Goals:
[1] Repeat word for word the part of the forum thread about life at sea that begins at "Yes I did sail" and stops after "that completely wrong?".
[2] Pick up the forum thread about life at sea from where it stops and carry it on.
### Text excerpt ###
Aye it appears so indeed Ian according to the dates...it's a bit of a job keeping up with all these threads on the site but great site all the same.


----------



## Lofty Shears

Found out about this from Devious, on the bay boats from about 83 to 92, loads of fantastic memories, have been in touch with Craig Hardman, Tilly, Tiny, Wurzel, Sid Tranter, and loads more, also have a small web site for the bay boats, check it out, leave a message
http://www.loftyshears.pwp.blueyonder.co.uk/
there some pics of the lads, pics of some of the bay boats and a few other bits of interest.
Hoping to sort out a reunion for the lads that live up north this summer, probably be in Liverpool, so far I think theres Paul Dever, Tilly Doyle, Billy and the Flynns, myself, possibly Gary Dillon, anyone interested leave a message on me web site, will try and keep it updated.
All the best
Lofty


----------



## Mick Spear

brendancuffe said:


> Hi, I was an engineer and sailed with OCL from 1982 to 1990. I particularly remember a girl called Misty in Wellington. My wife met Misty on her very first trip away with me Misty left an indelible impression!
> 
> Brendan


That would be 'Misty Wilcox?' Nice girl had a big nose and even bigger knockers, but a proper Kiwi Moll. I met her on Southland Star. Like many of the good girls down there, she had a unique sense of humour. we used to say "if she fell over, she would strike oil?" Love reading these posts boys keep them coming
Mick S


----------



## denzil f

Hi Steve.


Thanks for the words about my dad. It seems he was quite popular.
Yes I did sail with you for one trip. I think it was an early one, when I was still a wide eyed deck boy, flabbergasted at how great, (and mental) life at sea was. I remember you sitting behind the bar, laughing all the time (which seemed to be part of the AB job description then!!) I hope you are well.
If I remember rightly I sailed with your brother, Dave, too, when he was Chief Steward. Billy Flynn was the cook. Was he your brother? Or did I get that completely wrong?


----------



## terry wallace

Hi denzil, How you doing. Are you still at sea? Say hi to your mam for me.


----------



## denzil f

Hello Terry, mate. You alright? I left sea 6 years ago (when the bairn was born) and got a job at Nissan. I'm finished at the end of March due to the crunch, like. I'm thinking about working away again. Just putting the feelers out now.
### Excerpted data ###
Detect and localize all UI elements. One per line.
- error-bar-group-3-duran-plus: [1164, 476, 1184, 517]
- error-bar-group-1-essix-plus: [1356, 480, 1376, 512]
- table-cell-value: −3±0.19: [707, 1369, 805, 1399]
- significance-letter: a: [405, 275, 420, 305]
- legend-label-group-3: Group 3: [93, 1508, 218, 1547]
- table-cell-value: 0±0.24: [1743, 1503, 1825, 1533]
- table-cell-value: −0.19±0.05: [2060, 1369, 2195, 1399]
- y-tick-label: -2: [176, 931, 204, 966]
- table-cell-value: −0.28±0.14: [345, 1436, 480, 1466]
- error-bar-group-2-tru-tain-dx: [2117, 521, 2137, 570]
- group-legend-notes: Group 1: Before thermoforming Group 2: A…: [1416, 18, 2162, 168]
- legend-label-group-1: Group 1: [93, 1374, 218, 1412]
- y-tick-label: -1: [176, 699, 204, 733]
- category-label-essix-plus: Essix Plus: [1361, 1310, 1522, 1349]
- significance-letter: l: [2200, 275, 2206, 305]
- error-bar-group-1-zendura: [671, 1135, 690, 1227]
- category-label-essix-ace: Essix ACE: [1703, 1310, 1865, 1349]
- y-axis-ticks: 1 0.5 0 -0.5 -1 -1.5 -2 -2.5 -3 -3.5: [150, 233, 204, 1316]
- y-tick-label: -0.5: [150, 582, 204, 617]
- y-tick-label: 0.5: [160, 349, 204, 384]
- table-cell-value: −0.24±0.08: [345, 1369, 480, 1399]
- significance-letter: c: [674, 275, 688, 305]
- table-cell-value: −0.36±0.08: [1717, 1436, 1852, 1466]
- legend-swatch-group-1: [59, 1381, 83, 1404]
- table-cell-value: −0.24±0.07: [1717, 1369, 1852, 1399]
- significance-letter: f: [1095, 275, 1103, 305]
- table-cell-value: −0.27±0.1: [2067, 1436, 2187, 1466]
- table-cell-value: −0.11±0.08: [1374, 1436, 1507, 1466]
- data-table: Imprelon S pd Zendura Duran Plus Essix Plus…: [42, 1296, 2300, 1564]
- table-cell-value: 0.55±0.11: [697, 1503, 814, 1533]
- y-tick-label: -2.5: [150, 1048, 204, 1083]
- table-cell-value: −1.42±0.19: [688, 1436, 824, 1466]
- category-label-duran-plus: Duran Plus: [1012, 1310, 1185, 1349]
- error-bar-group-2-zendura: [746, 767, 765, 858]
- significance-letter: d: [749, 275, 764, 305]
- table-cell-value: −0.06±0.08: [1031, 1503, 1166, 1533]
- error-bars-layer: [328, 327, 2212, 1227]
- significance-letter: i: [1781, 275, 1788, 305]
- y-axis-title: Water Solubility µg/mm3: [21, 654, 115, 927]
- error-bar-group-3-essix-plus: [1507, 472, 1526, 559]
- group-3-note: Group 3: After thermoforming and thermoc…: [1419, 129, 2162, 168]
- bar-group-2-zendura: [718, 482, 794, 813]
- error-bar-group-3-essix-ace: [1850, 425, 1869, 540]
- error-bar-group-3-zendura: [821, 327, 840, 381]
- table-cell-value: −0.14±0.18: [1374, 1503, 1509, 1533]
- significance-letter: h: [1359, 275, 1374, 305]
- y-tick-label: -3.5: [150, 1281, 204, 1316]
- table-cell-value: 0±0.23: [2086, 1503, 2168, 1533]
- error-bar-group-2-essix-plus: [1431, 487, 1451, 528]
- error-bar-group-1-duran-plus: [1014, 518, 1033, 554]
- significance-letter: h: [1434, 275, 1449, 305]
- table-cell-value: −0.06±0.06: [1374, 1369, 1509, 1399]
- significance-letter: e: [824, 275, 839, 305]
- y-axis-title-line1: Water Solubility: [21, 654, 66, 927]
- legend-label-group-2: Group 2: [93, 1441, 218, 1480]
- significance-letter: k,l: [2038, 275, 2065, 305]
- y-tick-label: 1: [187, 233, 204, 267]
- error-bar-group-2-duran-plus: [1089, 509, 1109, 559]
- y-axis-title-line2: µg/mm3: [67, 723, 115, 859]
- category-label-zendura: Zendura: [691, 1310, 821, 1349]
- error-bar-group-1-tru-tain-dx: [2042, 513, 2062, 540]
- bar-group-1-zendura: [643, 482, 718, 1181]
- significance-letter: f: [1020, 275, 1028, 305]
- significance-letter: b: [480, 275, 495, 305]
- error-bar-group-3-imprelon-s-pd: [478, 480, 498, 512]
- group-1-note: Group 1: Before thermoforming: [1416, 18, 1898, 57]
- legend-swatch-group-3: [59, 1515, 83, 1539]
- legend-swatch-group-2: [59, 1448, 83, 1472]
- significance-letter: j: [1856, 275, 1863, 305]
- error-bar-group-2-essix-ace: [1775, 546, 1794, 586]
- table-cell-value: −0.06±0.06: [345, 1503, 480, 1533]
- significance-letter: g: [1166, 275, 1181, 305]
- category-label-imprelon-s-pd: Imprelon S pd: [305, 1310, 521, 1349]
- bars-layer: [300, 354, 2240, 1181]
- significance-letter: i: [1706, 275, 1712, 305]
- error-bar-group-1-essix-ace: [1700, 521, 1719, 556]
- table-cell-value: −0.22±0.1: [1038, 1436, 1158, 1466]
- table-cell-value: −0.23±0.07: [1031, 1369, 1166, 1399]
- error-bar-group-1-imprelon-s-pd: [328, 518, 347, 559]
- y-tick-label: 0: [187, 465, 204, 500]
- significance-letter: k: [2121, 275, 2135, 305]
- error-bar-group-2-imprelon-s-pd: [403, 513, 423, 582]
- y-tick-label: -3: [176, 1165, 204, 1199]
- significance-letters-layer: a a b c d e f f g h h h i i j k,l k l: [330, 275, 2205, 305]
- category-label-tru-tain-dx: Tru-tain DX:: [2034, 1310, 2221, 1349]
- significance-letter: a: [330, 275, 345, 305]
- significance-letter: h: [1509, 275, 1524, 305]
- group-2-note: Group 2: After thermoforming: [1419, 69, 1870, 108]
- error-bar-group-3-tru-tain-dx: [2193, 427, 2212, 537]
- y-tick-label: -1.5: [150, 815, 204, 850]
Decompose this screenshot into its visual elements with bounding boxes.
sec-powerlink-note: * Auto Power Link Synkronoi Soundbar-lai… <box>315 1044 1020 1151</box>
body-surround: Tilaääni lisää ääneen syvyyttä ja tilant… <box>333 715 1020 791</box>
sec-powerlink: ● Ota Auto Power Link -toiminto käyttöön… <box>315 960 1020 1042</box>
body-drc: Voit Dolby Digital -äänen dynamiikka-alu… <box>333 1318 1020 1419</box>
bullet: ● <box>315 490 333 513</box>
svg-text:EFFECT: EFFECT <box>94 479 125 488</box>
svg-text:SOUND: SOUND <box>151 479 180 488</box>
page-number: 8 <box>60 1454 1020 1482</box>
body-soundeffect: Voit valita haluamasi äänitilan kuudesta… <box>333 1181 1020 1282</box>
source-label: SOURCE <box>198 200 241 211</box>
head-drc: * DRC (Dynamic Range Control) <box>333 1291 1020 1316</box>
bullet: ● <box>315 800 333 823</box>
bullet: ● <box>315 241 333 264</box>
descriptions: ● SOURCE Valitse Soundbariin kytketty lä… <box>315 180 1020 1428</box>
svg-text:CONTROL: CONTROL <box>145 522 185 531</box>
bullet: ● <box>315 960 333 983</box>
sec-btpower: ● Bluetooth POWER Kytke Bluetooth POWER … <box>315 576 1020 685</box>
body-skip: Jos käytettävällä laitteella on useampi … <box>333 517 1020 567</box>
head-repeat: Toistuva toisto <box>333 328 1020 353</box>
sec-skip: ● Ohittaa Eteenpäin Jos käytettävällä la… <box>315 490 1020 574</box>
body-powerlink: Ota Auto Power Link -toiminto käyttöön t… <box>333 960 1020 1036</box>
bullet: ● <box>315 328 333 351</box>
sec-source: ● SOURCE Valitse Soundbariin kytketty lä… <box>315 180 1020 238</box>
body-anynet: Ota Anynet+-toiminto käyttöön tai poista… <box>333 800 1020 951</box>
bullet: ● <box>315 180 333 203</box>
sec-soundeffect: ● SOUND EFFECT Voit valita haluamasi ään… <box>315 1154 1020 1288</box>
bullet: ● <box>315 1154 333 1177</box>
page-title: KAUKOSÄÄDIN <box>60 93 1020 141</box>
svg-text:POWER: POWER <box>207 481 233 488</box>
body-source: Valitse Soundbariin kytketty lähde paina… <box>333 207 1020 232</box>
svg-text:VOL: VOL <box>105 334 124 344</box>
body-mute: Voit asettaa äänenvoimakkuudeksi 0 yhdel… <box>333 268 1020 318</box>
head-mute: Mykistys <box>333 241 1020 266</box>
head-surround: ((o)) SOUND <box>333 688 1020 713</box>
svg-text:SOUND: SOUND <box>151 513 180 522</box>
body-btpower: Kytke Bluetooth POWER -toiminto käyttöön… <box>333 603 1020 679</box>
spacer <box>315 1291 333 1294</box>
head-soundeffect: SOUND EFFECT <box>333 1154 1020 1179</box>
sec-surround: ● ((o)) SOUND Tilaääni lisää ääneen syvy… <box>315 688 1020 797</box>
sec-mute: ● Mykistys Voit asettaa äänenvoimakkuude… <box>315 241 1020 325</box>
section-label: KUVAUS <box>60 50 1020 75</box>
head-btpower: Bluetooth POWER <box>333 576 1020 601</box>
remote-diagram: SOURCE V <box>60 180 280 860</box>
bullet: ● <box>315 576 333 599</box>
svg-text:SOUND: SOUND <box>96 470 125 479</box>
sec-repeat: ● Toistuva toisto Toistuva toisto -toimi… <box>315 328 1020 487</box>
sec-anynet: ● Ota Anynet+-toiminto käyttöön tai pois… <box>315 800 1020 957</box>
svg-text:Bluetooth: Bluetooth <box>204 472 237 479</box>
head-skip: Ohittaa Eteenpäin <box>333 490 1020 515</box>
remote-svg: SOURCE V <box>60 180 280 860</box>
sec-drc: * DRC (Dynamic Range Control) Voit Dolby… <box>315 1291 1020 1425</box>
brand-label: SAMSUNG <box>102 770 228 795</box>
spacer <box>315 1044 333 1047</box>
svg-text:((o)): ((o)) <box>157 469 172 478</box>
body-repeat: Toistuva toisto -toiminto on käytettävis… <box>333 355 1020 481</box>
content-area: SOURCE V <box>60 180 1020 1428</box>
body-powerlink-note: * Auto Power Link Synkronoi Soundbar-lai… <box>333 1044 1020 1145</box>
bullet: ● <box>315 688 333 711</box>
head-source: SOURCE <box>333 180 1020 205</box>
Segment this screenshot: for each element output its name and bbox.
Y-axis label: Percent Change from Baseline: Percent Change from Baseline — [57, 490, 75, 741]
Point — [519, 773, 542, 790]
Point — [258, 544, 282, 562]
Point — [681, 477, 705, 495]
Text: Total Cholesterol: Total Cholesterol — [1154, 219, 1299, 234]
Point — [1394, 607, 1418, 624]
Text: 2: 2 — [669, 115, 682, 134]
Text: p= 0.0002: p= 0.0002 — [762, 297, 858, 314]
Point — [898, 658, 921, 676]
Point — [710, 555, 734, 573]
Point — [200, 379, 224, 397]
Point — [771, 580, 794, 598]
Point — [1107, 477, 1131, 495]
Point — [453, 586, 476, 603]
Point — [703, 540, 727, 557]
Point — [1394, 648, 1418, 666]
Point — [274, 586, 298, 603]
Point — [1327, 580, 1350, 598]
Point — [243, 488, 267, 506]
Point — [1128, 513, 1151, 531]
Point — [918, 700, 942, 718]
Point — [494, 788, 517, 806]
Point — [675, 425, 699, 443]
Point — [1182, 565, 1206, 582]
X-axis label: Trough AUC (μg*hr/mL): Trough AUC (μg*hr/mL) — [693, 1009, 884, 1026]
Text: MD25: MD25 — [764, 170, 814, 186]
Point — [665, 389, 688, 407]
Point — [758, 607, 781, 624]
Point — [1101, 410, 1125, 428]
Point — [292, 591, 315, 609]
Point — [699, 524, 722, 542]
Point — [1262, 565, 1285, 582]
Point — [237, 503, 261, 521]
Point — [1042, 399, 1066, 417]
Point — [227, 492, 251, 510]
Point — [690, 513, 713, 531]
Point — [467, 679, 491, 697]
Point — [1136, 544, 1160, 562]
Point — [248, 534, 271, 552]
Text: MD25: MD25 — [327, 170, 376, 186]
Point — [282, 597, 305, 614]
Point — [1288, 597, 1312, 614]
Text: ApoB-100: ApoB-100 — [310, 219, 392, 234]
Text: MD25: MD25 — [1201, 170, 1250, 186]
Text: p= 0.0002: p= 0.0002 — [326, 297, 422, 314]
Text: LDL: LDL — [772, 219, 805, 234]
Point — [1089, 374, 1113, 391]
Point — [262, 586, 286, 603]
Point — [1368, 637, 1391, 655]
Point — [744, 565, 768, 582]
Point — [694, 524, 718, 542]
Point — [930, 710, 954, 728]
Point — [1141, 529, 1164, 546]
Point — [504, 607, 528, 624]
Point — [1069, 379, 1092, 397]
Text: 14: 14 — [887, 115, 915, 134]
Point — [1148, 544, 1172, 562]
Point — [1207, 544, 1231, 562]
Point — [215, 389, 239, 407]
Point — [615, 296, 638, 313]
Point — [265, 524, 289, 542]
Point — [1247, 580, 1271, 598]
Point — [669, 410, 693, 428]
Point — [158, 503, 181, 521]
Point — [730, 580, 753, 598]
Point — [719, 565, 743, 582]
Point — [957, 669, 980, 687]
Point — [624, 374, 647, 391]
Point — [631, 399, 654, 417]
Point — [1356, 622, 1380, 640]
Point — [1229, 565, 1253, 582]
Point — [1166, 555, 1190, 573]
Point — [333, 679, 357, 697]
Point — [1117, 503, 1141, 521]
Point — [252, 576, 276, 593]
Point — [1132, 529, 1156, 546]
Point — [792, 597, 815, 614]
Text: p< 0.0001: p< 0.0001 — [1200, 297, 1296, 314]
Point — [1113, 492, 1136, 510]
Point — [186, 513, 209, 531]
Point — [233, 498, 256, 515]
###
Expected outputs:
[1]
Yes I did sail with you for one trip. I think it was an early one, when I was still a wide eyed deck boy, flabbergasted at how great, (and mental) life at sea was. I remember you sitting behind the bar, laughing all the time (which seemed to be part of the AB job description then!!) I hope you are well.
If I remember rightly I sailed with your brother, Dave, too, when he was Chief Steward. Billy Flynn was the cook. Was he your brother? Or did I get that completely wrong?

[2]
My mother says hello.


----------



## terry wallace

Hi Denzil, Good to hear from you. I packed in just over two years ago. Had already moved to the Dominican republic and was getting sick of commuting back and forth. I was on a boat working out of Egypt at the time and just decided not to go back. Now have my own internet and constuction business over here.Wouldn,t mind having another run around the Aussie and Kiwi coasts though. Terry


----------



## timo

Your not missing the job then tel?


----------



## terry wallace

Hi Tim. No i,m quite happy where i am. Nice to be able to walk in a straight line and not get thrown all over the place.


----------



## scum element!

gary dillon told me about this site........wondered if i'd ever find 1 for the bay boats.was there from '83 til '88. i still keep in touch with clerj, he lives out in aussie now..and martin gibbett, smurf. sorry to hear chris mullaney had to jack in; did a few trips with him, steve, if u get the chance tell him i was asking after him?(tony hayden)..we had few good laughs, think we sailed on the providence bay up the gulf. my all time fave trip was xmas 83 on the kowloon bay. chris mullaney, clerj, charlie ''the commodore'' mackenzie, splendid dennis williams,phil saunders,''reg'' chapman,rodger(the lead. stewart),etc, we were the ''s*** element''!! not forgetting cap'n fitzgerald, who christened us. me an clerj still have a chuckle at his many rants. nice to know there's still some ocl clones out there...keep it up!.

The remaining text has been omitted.